Short problem — In the records below, find each line containing the word "PCScan" and copy it.

═════ Record set

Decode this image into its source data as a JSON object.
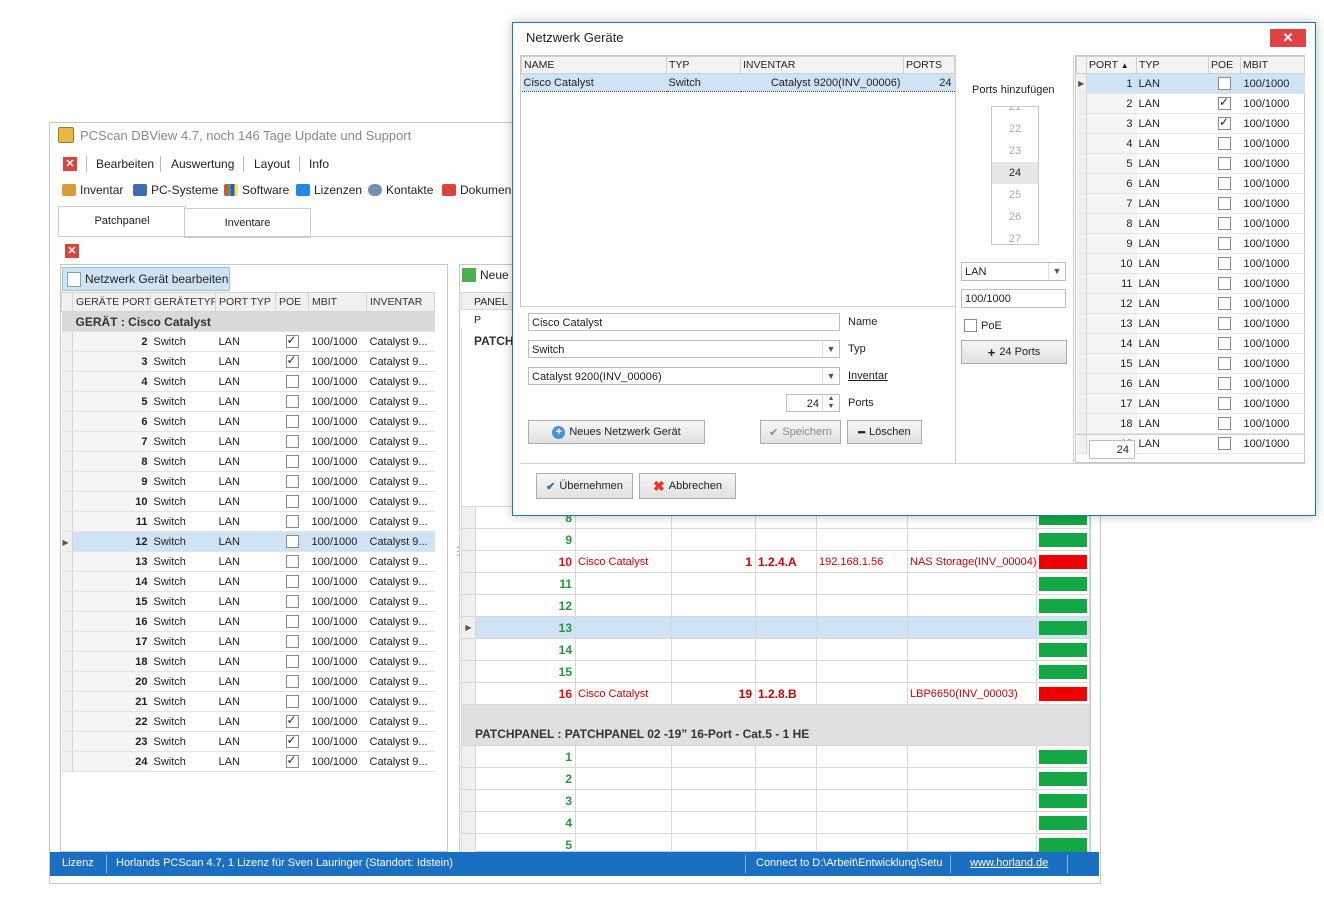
{
  "main": {
    "title": "PCScan DBView 4.7, noch 146 Tage Update und Support",
    "menu": [
      "Bearbeiten",
      "Auswertung",
      "Layout",
      "Info"
    ],
    "toolbar": [
      "Inventar",
      "PC-Systeme",
      "Software",
      "Lizenzen",
      "Kontakte",
      "Dokumen"
    ],
    "tabs": [
      "Patchpanel",
      "Inventare"
    ],
    "edit_button": "Netzwerk Gerät bearbeiten",
    "new_button": "Neue",
    "left_grid": {
      "columns": [
        "GERÄTE PORT",
        "GERÄTETYP",
        "PORT TYP",
        "POE",
        "MBIT",
        "INVENTAR"
      ],
      "group": "GERÄT : Cisco Catalyst",
      "rows": [
        {
          "port": "2",
          "type": "Switch",
          "ptype": "LAN",
          "poe": true,
          "mbit": "100/1000",
          "inv": "Catalyst 9..."
        },
        {
          "port": "3",
          "type": "Switch",
          "ptype": "LAN",
          "poe": true,
          "mbit": "100/1000",
          "inv": "Catalyst 9..."
        },
        {
          "port": "4",
          "type": "Switch",
          "ptype": "LAN",
          "poe": false,
          "mbit": "100/1000",
          "inv": "Catalyst 9..."
        },
        {
          "port": "5",
          "type": "Switch",
          "ptype": "LAN",
          "poe": false,
          "mbit": "100/1000",
          "inv": "Catalyst 9..."
        },
        {
          "port": "6",
          "type": "Switch",
          "ptype": "LAN",
          "poe": false,
          "mbit": "100/1000",
          "inv": "Catalyst 9..."
        },
        {
          "port": "7",
          "type": "Switch",
          "ptype": "LAN",
          "poe": false,
          "mbit": "100/1000",
          "inv": "Catalyst 9..."
        },
        {
          "port": "8",
          "type": "Switch",
          "ptype": "LAN",
          "poe": false,
          "mbit": "100/1000",
          "inv": "Catalyst 9..."
        },
        {
          "port": "9",
          "type": "Switch",
          "ptype": "LAN",
          "poe": false,
          "mbit": "100/1000",
          "inv": "Catalyst 9..."
        },
        {
          "port": "10",
          "type": "Switch",
          "ptype": "LAN",
          "poe": false,
          "mbit": "100/1000",
          "inv": "Catalyst 9..."
        },
        {
          "port": "11",
          "type": "Switch",
          "ptype": "LAN",
          "poe": false,
          "mbit": "100/1000",
          "inv": "Catalyst 9..."
        },
        {
          "port": "12",
          "type": "Switch",
          "ptype": "LAN",
          "poe": false,
          "mbit": "100/1000",
          "inv": "Catalyst 9...",
          "selected": true
        },
        {
          "port": "13",
          "type": "Switch",
          "ptype": "LAN",
          "poe": false,
          "mbit": "100/1000",
          "inv": "Catalyst 9..."
        },
        {
          "port": "14",
          "type": "Switch",
          "ptype": "LAN",
          "poe": false,
          "mbit": "100/1000",
          "inv": "Catalyst 9..."
        },
        {
          "port": "15",
          "type": "Switch",
          "ptype": "LAN",
          "poe": false,
          "mbit": "100/1000",
          "inv": "Catalyst 9..."
        },
        {
          "port": "16",
          "type": "Switch",
          "ptype": "LAN",
          "poe": false,
          "mbit": "100/1000",
          "inv": "Catalyst 9..."
        },
        {
          "port": "17",
          "type": "Switch",
          "ptype": "LAN",
          "poe": false,
          "mbit": "100/1000",
          "inv": "Catalyst 9..."
        },
        {
          "port": "18",
          "type": "Switch",
          "ptype": "LAN",
          "poe": false,
          "mbit": "100/1000",
          "inv": "Catalyst 9..."
        },
        {
          "port": "20",
          "type": "Switch",
          "ptype": "LAN",
          "poe": false,
          "mbit": "100/1000",
          "inv": "Catalyst 9..."
        },
        {
          "port": "21",
          "type": "Switch",
          "ptype": "LAN",
          "poe": false,
          "mbit": "100/1000",
          "inv": "Catalyst 9..."
        },
        {
          "port": "22",
          "type": "Switch",
          "ptype": "LAN",
          "poe": true,
          "mbit": "100/1000",
          "inv": "Catalyst 9..."
        },
        {
          "port": "23",
          "type": "Switch",
          "ptype": "LAN",
          "poe": true,
          "mbit": "100/1000",
          "inv": "Catalyst 9..."
        },
        {
          "port": "24",
          "type": "Switch",
          "ptype": "LAN",
          "poe": true,
          "mbit": "100/1000",
          "inv": "Catalyst 9..."
        }
      ]
    },
    "right_grid": {
      "header_first": "PANEL P",
      "group_partial": "PATCH",
      "rows": [
        {
          "num": "8",
          "device": "",
          "port": "",
          "name": "",
          "ip": "",
          "inv": "",
          "status": "green"
        },
        {
          "num": "9",
          "device": "",
          "port": "",
          "name": "",
          "ip": "",
          "inv": "",
          "status": "green"
        },
        {
          "num": "10",
          "device": "Cisco Catalyst",
          "port": "1",
          "name": "1.2.4.A",
          "ip": "192.168.1.56",
          "inv": "NAS Storage(INV_00004)",
          "status": "red"
        },
        {
          "num": "11",
          "device": "",
          "port": "",
          "name": "",
          "ip": "",
          "inv": "",
          "status": "green"
        },
        {
          "num": "12",
          "device": "",
          "port": "",
          "name": "",
          "ip": "",
          "inv": "",
          "status": "green"
        },
        {
          "num": "13",
          "device": "",
          "port": "",
          "name": "",
          "ip": "",
          "inv": "",
          "status": "green",
          "selected": true
        },
        {
          "num": "14",
          "device": "",
          "port": "",
          "name": "",
          "ip": "",
          "inv": "",
          "status": "green"
        },
        {
          "num": "15",
          "device": "",
          "port": "",
          "name": "",
          "ip": "",
          "inv": "",
          "status": "green"
        },
        {
          "num": "16",
          "device": "Cisco Catalyst",
          "port": "19",
          "name": "1.2.8.B",
          "ip": "",
          "inv": "LBP6650(INV_00003)",
          "status": "red"
        }
      ],
      "group2": "PATCHPANEL : PATCHPANEL 02 -19” 16-Port - Cat.5 - 1 HE",
      "rows2": [
        "1",
        "2",
        "3",
        "4",
        "5"
      ]
    },
    "status": {
      "license": "Lizenz",
      "text": "Horlands PCScan 4.7, 1 Lizenz für Sven Lauringer (Standort: Idstein)",
      "connect": "Connect to D:\\Arbeit\\Entwicklung\\Setu",
      "link": "www.horland.de"
    }
  },
  "dialog": {
    "title": "Netzwerk Geräte",
    "close": "✕",
    "grid_columns": [
      "NAME",
      "TYP",
      "INVENTAR",
      "PORTS"
    ],
    "grid_row": {
      "name": "Cisco Catalyst",
      "typ": "Switch",
      "inv": "Catalyst 9200(INV_00006)",
      "ports": "24"
    },
    "ports_label": "Ports hinzufügen",
    "ports_list": [
      "21",
      "22",
      "23",
      "24",
      "25",
      "26",
      "27"
    ],
    "ports_selected": "24",
    "type_combo": "LAN",
    "mbit_field": "100/1000",
    "poe_label": "PoE",
    "add_ports_button": "24 Ports",
    "form": {
      "name_value": "Cisco Catalyst",
      "name_label": "Name",
      "typ_value": "Switch",
      "typ_label": "Typ",
      "inv_value": "Catalyst 9200(INV_00006)",
      "inv_label": "Inventar",
      "ports_value": "24",
      "ports_label": "Ports"
    },
    "buttons": {
      "new": "Neues Netzwerk Gerät",
      "save": "Speichern",
      "delete": "Löschen",
      "accept": "Übernehmen",
      "cancel": "Abbrechen"
    },
    "port_grid": {
      "columns": [
        "PORT",
        "TYP",
        "POE",
        "MBIT"
      ],
      "rows": [
        {
          "port": "1",
          "typ": "LAN",
          "poe": false,
          "mbit": "100/1000",
          "selected": true
        },
        {
          "port": "2",
          "typ": "LAN",
          "poe": true,
          "mbit": "100/1000"
        },
        {
          "port": "3",
          "typ": "LAN",
          "poe": true,
          "mbit": "100/1000"
        },
        {
          "port": "4",
          "typ": "LAN",
          "poe": false,
          "mbit": "100/1000"
        },
        {
          "port": "5",
          "typ": "LAN",
          "poe": false,
          "mbit": "100/1000"
        },
        {
          "port": "6",
          "typ": "LAN",
          "poe": false,
          "mbit": "100/1000"
        },
        {
          "port": "7",
          "typ": "LAN",
          "poe": false,
          "mbit": "100/1000"
        },
        {
          "port": "8",
          "typ": "LAN",
          "poe": false,
          "mbit": "100/1000"
        },
        {
          "port": "9",
          "typ": "LAN",
          "poe": false,
          "mbit": "100/1000"
        },
        {
          "port": "10",
          "typ": "LAN",
          "poe": false,
          "mbit": "100/1000"
        },
        {
          "port": "11",
          "typ": "LAN",
          "poe": false,
          "mbit": "100/1000"
        },
        {
          "port": "12",
          "typ": "LAN",
          "poe": false,
          "mbit": "100/1000"
        },
        {
          "port": "13",
          "typ": "LAN",
          "poe": false,
          "mbit": "100/1000"
        },
        {
          "port": "14",
          "typ": "LAN",
          "poe": false,
          "mbit": "100/1000"
        },
        {
          "port": "15",
          "typ": "LAN",
          "poe": false,
          "mbit": "100/1000"
        },
        {
          "port": "16",
          "typ": "LAN",
          "poe": false,
          "mbit": "100/1000"
        },
        {
          "port": "17",
          "typ": "LAN",
          "poe": false,
          "mbit": "100/1000"
        },
        {
          "port": "18",
          "typ": "LAN",
          "poe": false,
          "mbit": "100/1000"
        },
        {
          "port": "19",
          "typ": "LAN",
          "poe": false,
          "mbit": "100/1000"
        }
      ],
      "footer_count": "24"
    }
  }
}
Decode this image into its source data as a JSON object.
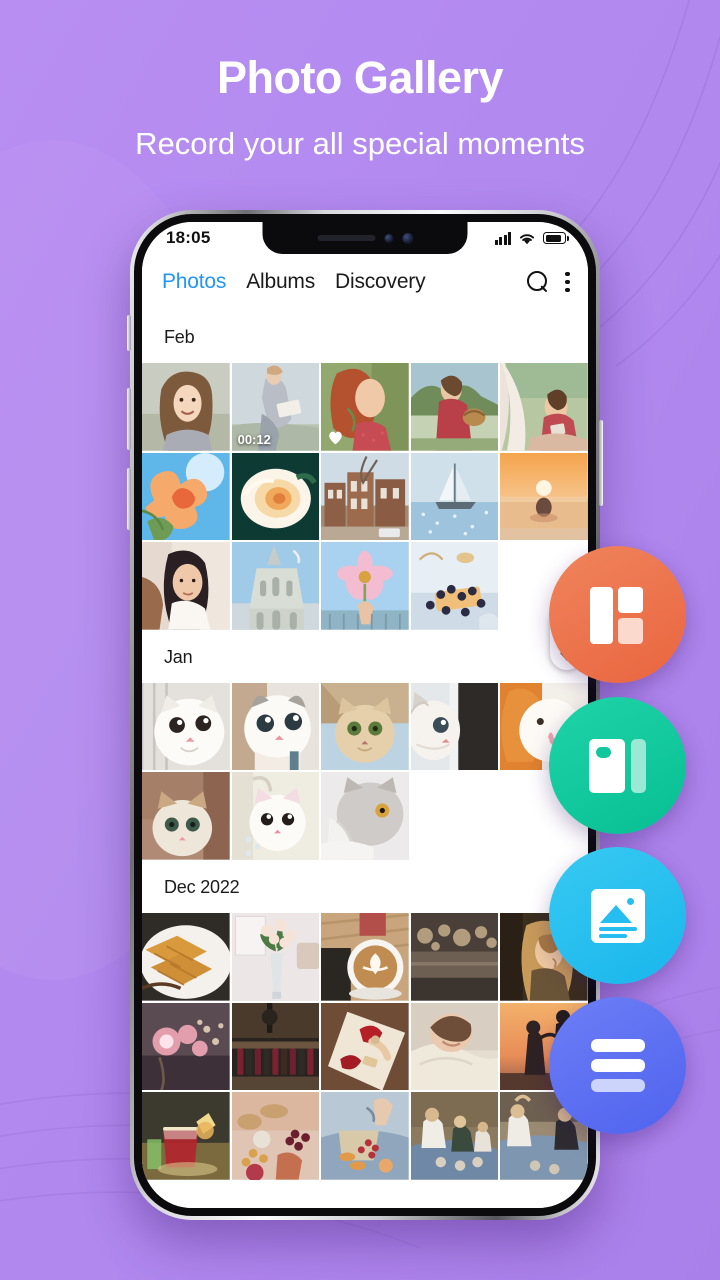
{
  "page": {
    "title": "Photo Gallery",
    "subtitle": "Record your all special moments",
    "background_color": "#b289ef",
    "title_color": "#ffffff"
  },
  "phone": {
    "status_bar": {
      "time": "18:05",
      "signal_icon": "cellular-signal-icon",
      "wifi_icon": "wifi-icon",
      "battery_icon": "battery-icon"
    }
  },
  "app": {
    "tabs": [
      {
        "label": "Photos",
        "active": true
      },
      {
        "label": "Albums",
        "active": false
      },
      {
        "label": "Discovery",
        "active": false
      }
    ],
    "active_tab_color": "#2196f3",
    "actions": [
      {
        "icon": "search-icon",
        "label": "Search"
      },
      {
        "icon": "more-vertical-icon",
        "label": "More options"
      }
    ],
    "sections": [
      {
        "header": "Feb",
        "items": [
          {
            "kind": "photo",
            "caption": "Smiling woman in field"
          },
          {
            "kind": "video",
            "duration": "00:12",
            "caption": "Woman sitting reading"
          },
          {
            "kind": "photo",
            "favorite": true,
            "caption": "Red haired woman with flower"
          },
          {
            "kind": "photo",
            "caption": "Woman with basket in meadow"
          },
          {
            "kind": "photo",
            "caption": "Woman under canopy tent"
          },
          {
            "kind": "photo",
            "caption": "Orange hibiscus flower sky"
          },
          {
            "kind": "photo",
            "caption": "Yellow rose with dew"
          },
          {
            "kind": "photo",
            "caption": "Brick townhouses street"
          },
          {
            "kind": "photo",
            "caption": "Sailboat on sparkling sea"
          },
          {
            "kind": "photo",
            "caption": "Sunset over ocean"
          },
          {
            "kind": "photo",
            "caption": "Woman with dark hair portrait"
          },
          {
            "kind": "photo",
            "caption": "Gothic cathedral facade"
          },
          {
            "kind": "photo",
            "caption": "Pink cosmos flower in hand"
          },
          {
            "kind": "photo",
            "caption": "Blueberry tart dessert"
          }
        ]
      },
      {
        "header": "Jan",
        "items": [
          {
            "kind": "photo",
            "caption": "White kitten looking up"
          },
          {
            "kind": "photo",
            "caption": "Grey and white kitten"
          },
          {
            "kind": "photo",
            "caption": "Cream British shorthair cat"
          },
          {
            "kind": "photo",
            "caption": "Cat peeking past dark wall"
          },
          {
            "kind": "photo",
            "caption": "Ginger cat licking"
          },
          {
            "kind": "photo",
            "caption": "Tabby kitten indoors"
          },
          {
            "kind": "photo",
            "caption": "White kitten on chair"
          },
          {
            "kind": "photo",
            "caption": "Grey cat resting"
          }
        ]
      },
      {
        "header": "Dec 2022",
        "items": [
          {
            "kind": "photo",
            "caption": "Waffles on plate"
          },
          {
            "kind": "photo",
            "caption": "Roses in glass vase"
          },
          {
            "kind": "photo",
            "caption": "Latte art heart coffee"
          },
          {
            "kind": "photo",
            "caption": "Bokeh lights cafe"
          },
          {
            "kind": "photo",
            "caption": "Woman profile golden light"
          },
          {
            "kind": "photo",
            "caption": "Pink flowers bokeh"
          },
          {
            "kind": "photo",
            "caption": "Wine bottles in bar"
          },
          {
            "kind": "photo",
            "caption": "Rose petals and letter"
          },
          {
            "kind": "photo",
            "caption": "Sleeping child in blanket"
          },
          {
            "kind": "photo",
            "caption": "Couple silhouette at sunset"
          },
          {
            "kind": "photo",
            "caption": "Cocktail glasses with citrus"
          },
          {
            "kind": "photo",
            "caption": "Grazing board with fruit"
          },
          {
            "kind": "photo",
            "caption": "Picnic spread on blanket"
          },
          {
            "kind": "photo",
            "caption": "Friends picnic outdoors"
          },
          {
            "kind": "photo",
            "caption": "Friends celebrating on blanket"
          }
        ]
      }
    ],
    "scrollbar": {
      "up_icon": "triangle-up-icon",
      "down_icon": "triangle-down-icon"
    }
  },
  "fabs": [
    {
      "name": "grid-layout",
      "icon": "grid-layout-icon",
      "color": "#e9653f"
    },
    {
      "name": "split-view",
      "icon": "split-view-icon",
      "color": "#07bf94"
    },
    {
      "name": "photo-card",
      "icon": "photo-card-icon",
      "color": "#19b6ec"
    },
    {
      "name": "menu-list",
      "icon": "menu-list-icon",
      "color": "#4f63ef"
    }
  ]
}
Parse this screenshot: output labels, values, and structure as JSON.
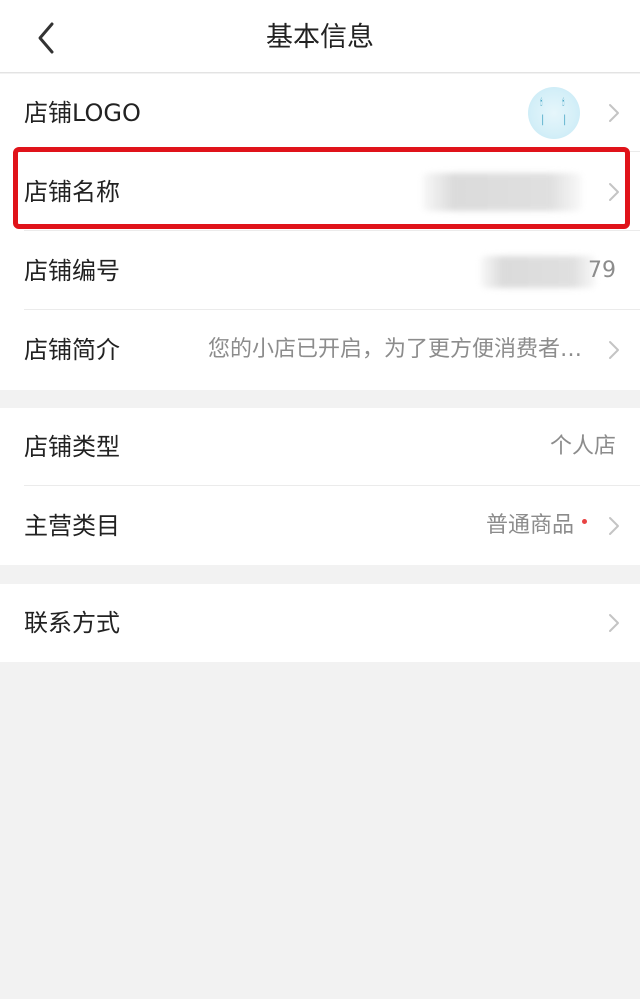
{
  "header": {
    "title": "基本信息",
    "back_icon": "chevron-left-icon"
  },
  "groups": [
    {
      "rows": [
        {
          "label": "店铺LOGO",
          "value": "",
          "has_chevron": true,
          "logo": true
        },
        {
          "label": "店铺名称",
          "value": "",
          "has_chevron": true,
          "redacted": true,
          "highlighted": true
        },
        {
          "label": "店铺编号",
          "value": "79",
          "has_chevron": false,
          "redacted": true
        },
        {
          "label": "店铺简介",
          "value": "您的小店已开启，为了更方便消费者…",
          "has_chevron": true
        }
      ]
    },
    {
      "rows": [
        {
          "label": "店铺类型",
          "value": "个人店",
          "has_chevron": false
        },
        {
          "label": "主营类目",
          "value": "普通商品",
          "has_chevron": true,
          "badge_dot": true
        }
      ]
    },
    {
      "rows": [
        {
          "label": "联系方式",
          "value": "",
          "has_chevron": true
        }
      ]
    }
  ],
  "colors": {
    "highlight_border": "#e0131a",
    "badge_dot": "#e84343",
    "page_background": "#f2f2f2"
  }
}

══════════

Solved problem —
    "title": "PCScan DBView 4.7, noch 146 Tage Update und Support",
      "text": "Horlands PCScan 4.7, 1 Lizenz für Sven Lauringer (Standort: Idstein)",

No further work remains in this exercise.